**DATA FOR THIS TASK:**

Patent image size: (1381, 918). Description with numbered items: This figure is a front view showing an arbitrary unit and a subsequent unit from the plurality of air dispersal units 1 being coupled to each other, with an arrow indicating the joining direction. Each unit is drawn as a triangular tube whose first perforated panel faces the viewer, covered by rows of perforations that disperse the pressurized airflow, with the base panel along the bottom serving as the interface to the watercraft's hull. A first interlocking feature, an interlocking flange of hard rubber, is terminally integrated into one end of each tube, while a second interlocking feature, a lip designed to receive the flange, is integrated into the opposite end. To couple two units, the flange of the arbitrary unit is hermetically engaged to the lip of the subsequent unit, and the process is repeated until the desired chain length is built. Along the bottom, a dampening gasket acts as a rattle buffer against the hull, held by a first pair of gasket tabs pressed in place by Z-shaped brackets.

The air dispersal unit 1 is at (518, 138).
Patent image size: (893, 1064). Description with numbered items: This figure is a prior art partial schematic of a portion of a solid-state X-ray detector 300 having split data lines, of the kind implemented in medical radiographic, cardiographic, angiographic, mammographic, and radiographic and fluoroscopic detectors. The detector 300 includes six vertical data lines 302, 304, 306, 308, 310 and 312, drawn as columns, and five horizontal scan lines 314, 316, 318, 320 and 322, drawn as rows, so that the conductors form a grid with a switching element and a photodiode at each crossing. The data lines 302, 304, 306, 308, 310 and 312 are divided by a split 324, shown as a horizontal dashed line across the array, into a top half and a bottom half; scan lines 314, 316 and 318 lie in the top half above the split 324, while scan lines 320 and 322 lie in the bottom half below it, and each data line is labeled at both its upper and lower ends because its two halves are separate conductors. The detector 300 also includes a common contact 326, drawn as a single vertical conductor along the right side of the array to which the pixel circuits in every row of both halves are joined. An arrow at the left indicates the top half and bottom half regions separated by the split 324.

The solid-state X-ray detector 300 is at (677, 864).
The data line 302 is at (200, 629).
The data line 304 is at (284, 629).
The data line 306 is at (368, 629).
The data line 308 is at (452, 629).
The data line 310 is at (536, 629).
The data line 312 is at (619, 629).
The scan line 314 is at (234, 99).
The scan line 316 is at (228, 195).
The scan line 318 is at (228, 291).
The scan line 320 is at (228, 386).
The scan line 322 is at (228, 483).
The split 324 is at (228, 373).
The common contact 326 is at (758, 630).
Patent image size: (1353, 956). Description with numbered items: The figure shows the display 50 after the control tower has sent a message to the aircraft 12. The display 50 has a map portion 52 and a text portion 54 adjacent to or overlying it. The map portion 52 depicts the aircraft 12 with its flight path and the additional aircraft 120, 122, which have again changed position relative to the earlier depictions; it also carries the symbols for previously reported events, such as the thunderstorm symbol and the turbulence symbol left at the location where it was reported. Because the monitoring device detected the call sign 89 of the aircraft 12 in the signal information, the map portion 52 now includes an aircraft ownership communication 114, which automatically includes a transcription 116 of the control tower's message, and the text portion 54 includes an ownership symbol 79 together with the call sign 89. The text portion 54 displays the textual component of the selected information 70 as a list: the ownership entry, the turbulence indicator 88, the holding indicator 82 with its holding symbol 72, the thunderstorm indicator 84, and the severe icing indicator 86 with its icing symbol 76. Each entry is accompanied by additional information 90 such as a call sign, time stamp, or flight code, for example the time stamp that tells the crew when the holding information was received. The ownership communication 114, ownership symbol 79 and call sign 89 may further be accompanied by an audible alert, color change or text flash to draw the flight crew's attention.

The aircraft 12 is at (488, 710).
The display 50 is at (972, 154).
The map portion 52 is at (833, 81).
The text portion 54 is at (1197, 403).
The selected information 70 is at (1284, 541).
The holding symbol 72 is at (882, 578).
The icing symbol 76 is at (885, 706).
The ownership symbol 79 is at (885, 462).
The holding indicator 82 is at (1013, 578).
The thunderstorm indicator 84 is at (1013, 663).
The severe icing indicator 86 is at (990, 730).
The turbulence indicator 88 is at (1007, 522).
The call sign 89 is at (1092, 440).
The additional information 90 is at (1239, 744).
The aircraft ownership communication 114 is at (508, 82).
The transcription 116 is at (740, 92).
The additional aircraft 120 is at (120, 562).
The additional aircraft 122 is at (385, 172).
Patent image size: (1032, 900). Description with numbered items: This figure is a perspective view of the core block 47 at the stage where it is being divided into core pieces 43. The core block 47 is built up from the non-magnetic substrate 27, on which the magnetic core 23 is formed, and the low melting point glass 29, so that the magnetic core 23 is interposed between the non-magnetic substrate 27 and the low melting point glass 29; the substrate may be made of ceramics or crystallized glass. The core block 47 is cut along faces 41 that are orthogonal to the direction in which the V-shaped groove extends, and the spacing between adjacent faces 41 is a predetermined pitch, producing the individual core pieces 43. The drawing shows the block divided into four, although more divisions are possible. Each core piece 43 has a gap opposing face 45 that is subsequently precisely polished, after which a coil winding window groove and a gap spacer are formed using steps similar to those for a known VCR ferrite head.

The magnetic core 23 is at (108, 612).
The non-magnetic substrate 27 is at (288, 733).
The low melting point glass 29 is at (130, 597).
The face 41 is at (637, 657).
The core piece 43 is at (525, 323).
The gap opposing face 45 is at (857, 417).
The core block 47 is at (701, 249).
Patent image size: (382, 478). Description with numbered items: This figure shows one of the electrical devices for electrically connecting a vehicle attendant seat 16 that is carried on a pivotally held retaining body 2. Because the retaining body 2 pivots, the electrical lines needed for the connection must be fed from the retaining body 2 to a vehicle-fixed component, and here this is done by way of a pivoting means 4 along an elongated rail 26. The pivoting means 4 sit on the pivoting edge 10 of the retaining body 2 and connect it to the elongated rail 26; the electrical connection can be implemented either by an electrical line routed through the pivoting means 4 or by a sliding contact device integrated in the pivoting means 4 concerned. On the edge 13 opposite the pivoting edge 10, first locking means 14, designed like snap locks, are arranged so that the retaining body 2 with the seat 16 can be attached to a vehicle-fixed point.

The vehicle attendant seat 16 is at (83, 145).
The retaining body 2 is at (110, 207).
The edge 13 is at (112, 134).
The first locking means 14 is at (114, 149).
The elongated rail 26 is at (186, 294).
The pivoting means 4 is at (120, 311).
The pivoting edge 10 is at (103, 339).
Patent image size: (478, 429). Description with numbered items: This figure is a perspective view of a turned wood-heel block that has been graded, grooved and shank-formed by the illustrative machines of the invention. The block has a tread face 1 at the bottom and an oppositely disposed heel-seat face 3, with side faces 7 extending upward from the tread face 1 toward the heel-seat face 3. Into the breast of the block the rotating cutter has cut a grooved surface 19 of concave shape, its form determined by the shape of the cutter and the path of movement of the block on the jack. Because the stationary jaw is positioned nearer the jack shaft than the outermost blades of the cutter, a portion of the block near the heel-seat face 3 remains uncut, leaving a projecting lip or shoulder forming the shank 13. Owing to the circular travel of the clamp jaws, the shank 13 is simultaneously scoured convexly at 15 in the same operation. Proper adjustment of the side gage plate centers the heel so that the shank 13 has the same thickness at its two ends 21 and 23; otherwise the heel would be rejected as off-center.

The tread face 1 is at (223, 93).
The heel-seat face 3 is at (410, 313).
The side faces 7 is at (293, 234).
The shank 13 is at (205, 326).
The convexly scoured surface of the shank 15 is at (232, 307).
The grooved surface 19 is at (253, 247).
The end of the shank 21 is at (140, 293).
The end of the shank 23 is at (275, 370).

**GIVEN REQUEST:** Reproduce every item above word for word, keeping them all in their original order.

**SOLUTION BELOW:**
Patent image size: (1381, 918). Description with numbered items: This figure is a front view showing an arbitrary unit and a subsequent unit from the plurality of air dispersal units 1 being coupled to each other, with an arrow indicating the joining direction. Each unit is drawn as a triangular tube whose first perforated panel faces the viewer, covered by rows of perforations that disperse the pressurized airflow, with the base panel along the bottom serving as the interface to the watercraft's hull. A first interlocking feature, an interlocking flange of hard rubber, is terminally integrated into one end of each tube, while a second interlocking feature, a lip designed to receive the flange, is integrated into the opposite end. To couple two units, the flange of the arbitrary unit is hermetically engaged to the lip of the subsequent unit, and the process is repeated until the desired chain length is built. Along the bottom, a dampening gasket acts as a rattle buffer against the hull, held by a first pair of gasket tabs pressed in place by Z-shaped brackets.

The air dispersal unit 1 is at (518, 138).
Patent image size: (893, 1064). Description with numbered items: This figure is a prior art partial schematic of a portion of a solid-state X-ray detector 300 having split data lines, of the kind implemented in medical radiographic, cardiographic, angiographic, mammographic, and radiographic and fluoroscopic detectors. The detector 300 includes six vertical data lines 302, 304, 306, 308, 310 and 312, drawn as columns, and five horizontal scan lines 314, 316, 318, 320 and 322, drawn as rows, so that the conductors form a grid with a switching element and a photodiode at each crossing. The data lines 302, 304, 306, 308, 310 and 312 are divided by a split 324, shown as a horizontal dashed line across the array, into a top half and a bottom half; scan lines 314, 316 and 318 lie in the top half above the split 324, while scan lines 320 and 322 lie in the bottom half below it, and each data line is labeled at both its upper and lower ends because its two halves are separate conductors. The detector 300 also includes a common contact 326, drawn as a single vertical conductor along the right side of the array to which the pixel circuits in every row of both halves are joined. An arrow at the left indicates the top half and bottom half regions separated by the split 324.

The solid-state X-ray detector 300 is at (677, 864).
The data line 302 is at (200, 629).
The data line 304 is at (284, 629).
The data line 306 is at (368, 629).
The data line 308 is at (452, 629).
The data line 310 is at (536, 629).
The data line 312 is at (619, 629).
The scan line 314 is at (234, 99).
The scan line 316 is at (228, 195).
The scan line 318 is at (228, 291).
The scan line 320 is at (228, 386).
The scan line 322 is at (228, 483).
The split 324 is at (228, 373).
The common contact 326 is at (758, 630).
Patent image size: (1353, 956). Description with numbered items: The figure shows the display 50 after the control tower has sent a message to the aircraft 12. The display 50 has a map portion 52 and a text portion 54 adjacent to or overlying it. The map portion 52 depicts the aircraft 12 with its flight path and the additional aircraft 120, 122, which have again changed position relative to the earlier depictions; it also carries the symbols for previously reported events, such as the thunderstorm symbol and the turbulence symbol left at the location where it was reported. Because the monitoring device detected the call sign 89 of the aircraft 12 in the signal information, the map portion 52 now includes an aircraft ownership communication 114, which automatically includes a transcription 116 of the control tower's message, and the text portion 54 includes an ownership symbol 79 together with the call sign 89. The text portion 54 displays the textual component of the selected information 70 as a list: the ownership entry, the turbulence indicator 88, the holding indicator 82 with its holding symbol 72, the thunderstorm indicator 84, and the severe icing indicator 86 with its icing symbol 76. Each entry is accompanied by additional information 90 such as a call sign, time stamp, or flight code, for example the time stamp that tells the crew when the holding information was received. The ownership communication 114, ownership symbol 79 and call sign 89 may further be accompanied by an audible alert, color change or text flash to draw the flight crew's attention.

The aircraft 12 is at (488, 710).
The display 50 is at (972, 154).
The map portion 52 is at (833, 81).
The text portion 54 is at (1197, 403).
The selected information 70 is at (1284, 541).
The holding symbol 72 is at (882, 578).
The icing symbol 76 is at (885, 706).
The ownership symbol 79 is at (885, 462).
The holding indicator 82 is at (1013, 578).
The thunderstorm indicator 84 is at (1013, 663).
The severe icing indicator 86 is at (990, 730).
The turbulence indicator 88 is at (1007, 522).
The call sign 89 is at (1092, 440).
The additional information 90 is at (1239, 744).
The aircraft ownership communication 114 is at (508, 82).
The transcription 116 is at (740, 92).
The additional aircraft 120 is at (120, 562).
The additional aircraft 122 is at (385, 172).
Patent image size: (1032, 900). Description with numbered items: This figure is a perspective view of the core block 47 at the stage where it is being divided into core pieces 43. The core block 47 is built up from the non-magnetic substrate 27, on which the magnetic core 23 is formed, and the low melting point glass 29, so that the magnetic core 23 is interposed between the non-magnetic substrate 27 and the low melting point glass 29; the substrate may be made of ceramics or crystallized glass. The core block 47 is cut along faces 41 that are orthogonal to the direction in which the V-shaped groove extends, and the spacing between adjacent faces 41 is a predetermined pitch, producing the individual core pieces 43. The drawing shows the block divided into four, although more divisions are possible. Each core piece 43 has a gap opposing face 45 that is subsequently precisely polished, after which a coil winding window groove and a gap spacer are formed using steps similar to those for a known VCR ferrite head.

The magnetic core 23 is at (108, 612).
The non-magnetic substrate 27 is at (288, 733).
The low melting point glass 29 is at (130, 597).
The face 41 is at (637, 657).
The core piece 43 is at (525, 323).
The gap opposing face 45 is at (857, 417).
The core block 47 is at (701, 249).
Patent image size: (382, 478). Description with numbered items: This figure shows one of the electrical devices for electrically connecting a vehicle attendant seat 16 that is carried on a pivotally held retaining body 2. Because the retaining body 2 pivots, the electrical lines needed for the connection must be fed from the retaining body 2 to a vehicle-fixed component, and here this is done by way of a pivoting means 4 along an elongated rail 26. The pivoting means 4 sit on the pivoting edge 10 of the retaining body 2 and connect it to the elongated rail 26; the electrical connection can be implemented either by an electrical line routed through the pivoting means 4 or by a sliding contact device integrated in the pivoting means 4 concerned. On the edge 13 opposite the pivoting edge 10, first locking means 14, designed like snap locks, are arranged so that the retaining body 2 with the seat 16 can be attached to a vehicle-fixed point.

The vehicle attendant seat 16 is at (83, 145).
The retaining body 2 is at (110, 207).
The edge 13 is at (112, 134).
The first locking means 14 is at (114, 149).
The elongated rail 26 is at (186, 294).
The pivoting means 4 is at (120, 311).
The pivoting edge 10 is at (103, 339).
Patent image size: (478, 429). Description with numbered items: This figure is a perspective view of a turned wood-heel block that has been graded, grooved and shank-formed by the illustrative machines of the invention. The block has a tread face 1 at the bottom and an oppositely disposed heel-seat face 3, with side faces 7 extending upward from the tread face 1 toward the heel-seat face 3. Into the breast of the block the rotating cutter has cut a grooved surface 19 of concave shape, its form determined by the shape of the cutter and the path of movement of the block on the jack. Because the stationary jaw is positioned nearer the jack shaft than the outermost blades of the cutter, a portion of the block near the heel-seat face 3 remains uncut, leaving a projecting lip or shoulder forming the shank 13. Owing to the circular travel of the clamp jaws, the shank 13 is simultaneously scoured convexly at 15 in the same operation. Proper adjustment of the side gage plate centers the heel so that the shank 13 has the same thickness at its two ends 21 and 23; otherwise the heel would be rejected as off-center.

The tread face 1 is at (223, 93).
The heel-seat face 3 is at (410, 313).
The side faces 7 is at (293, 234).
The shank 13 is at (205, 326).
The convexly scoured surface of the shank 15 is at (232, 307).
The grooved surface 19 is at (253, 247).
The end of the shank 21 is at (140, 293).
The end of the shank 23 is at (275, 370).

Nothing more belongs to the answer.